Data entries

= = = = = = =

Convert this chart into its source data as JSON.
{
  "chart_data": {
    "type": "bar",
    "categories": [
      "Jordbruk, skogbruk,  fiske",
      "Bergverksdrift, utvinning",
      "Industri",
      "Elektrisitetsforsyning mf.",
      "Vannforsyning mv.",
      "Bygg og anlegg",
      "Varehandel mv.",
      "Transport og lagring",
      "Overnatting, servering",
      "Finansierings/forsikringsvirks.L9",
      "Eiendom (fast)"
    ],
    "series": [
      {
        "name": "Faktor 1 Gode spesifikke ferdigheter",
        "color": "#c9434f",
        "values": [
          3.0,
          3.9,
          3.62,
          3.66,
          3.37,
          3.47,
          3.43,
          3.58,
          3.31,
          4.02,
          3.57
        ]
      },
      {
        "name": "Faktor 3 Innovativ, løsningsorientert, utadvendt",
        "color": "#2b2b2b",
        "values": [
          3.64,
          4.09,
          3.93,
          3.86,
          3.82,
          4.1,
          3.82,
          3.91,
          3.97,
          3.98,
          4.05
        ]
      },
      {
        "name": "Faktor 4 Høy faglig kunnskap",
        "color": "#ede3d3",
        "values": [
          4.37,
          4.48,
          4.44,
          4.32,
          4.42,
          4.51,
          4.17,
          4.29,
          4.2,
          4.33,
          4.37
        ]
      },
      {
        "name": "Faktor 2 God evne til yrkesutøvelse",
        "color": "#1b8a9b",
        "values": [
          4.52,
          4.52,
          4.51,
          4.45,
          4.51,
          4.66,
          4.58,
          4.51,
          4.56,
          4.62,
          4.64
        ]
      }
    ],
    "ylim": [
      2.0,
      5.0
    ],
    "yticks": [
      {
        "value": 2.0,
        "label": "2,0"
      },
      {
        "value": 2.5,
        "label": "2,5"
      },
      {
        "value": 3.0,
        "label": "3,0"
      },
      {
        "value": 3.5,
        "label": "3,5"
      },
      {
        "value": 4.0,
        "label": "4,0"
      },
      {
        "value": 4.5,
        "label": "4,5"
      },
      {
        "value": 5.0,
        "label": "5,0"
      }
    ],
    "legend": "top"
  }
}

= = = = = = =

**Task directions:** Repeat the data above exactly.

**Reply to the exercise:**
Convert this chart into its source data as JSON.
{
  "chart_data": {
    "type": "bar",
    "categories": [
      "Jordbruk, skogbruk,  fiske",
      "Bergverksdrift, utvinning",
      "Industri",
      "Elektrisitetsforsyning mf.",
      "Vannforsyning mv.",
      "Bygg og anlegg",
      "Varehandel mv.",
      "Transport og lagring",
      "Overnatting, servering",
      "Finansierings/forsikringsvirks.L9",
      "Eiendom (fast)"
    ],
    "series": [
      {
        "name": "Faktor 1 Gode spesifikke ferdigheter",
        "color": "#c9434f",
        "values": [
          3.0,
          3.9,
          3.62,
          3.66,
          3.37,
          3.47,
          3.43,
          3.58,
          3.31,
          4.02,
          3.57
        ]
      },
      {
        "name": "Faktor 3 Innovativ, løsningsorientert, utadvendt",
        "color": "#2b2b2b",
        "values": [
          3.64,
          4.09,
          3.93,
          3.86,
          3.82,
          4.1,
          3.82,
          3.91,
          3.97,
          3.98,
          4.05
        ]
      },
      {
        "name": "Faktor 4 Høy faglig kunnskap",
        "color": "#ede3d3",
        "values": [
          4.37,
          4.48,
          4.44,
          4.32,
          4.42,
          4.51,
          4.17,
          4.29,
          4.2,
          4.33,
          4.37
        ]
      },
      {
        "name": "Faktor 2 God evne til yrkesutøvelse",
        "color": "#1b8a9b",
        "values": [
          4.52,
          4.52,
          4.51,
          4.45,
          4.51,
          4.66,
          4.58,
          4.51,
          4.56,
          4.62,
          4.64
        ]
      }
    ],
    "ylim": [
      2.0,
      5.0
    ],
    "yticks": [
      {
        "value": 2.0,
        "label": "2,0"
      },
      {
        "value": 2.5,
        "label": "2,5"
      },
      {
        "value": 3.0,
        "label": "3,0"
      },
      {
        "value": 3.5,
        "label": "3,5"
      },
      {
        "value": 4.0,
        "label": "4,0"
      },
      {
        "value": 4.5,
        "label": "4,5"
      },
      {
        "value": 5.0,
        "label": "5,0"
      }
    ],
    "legend": "top"
  }
}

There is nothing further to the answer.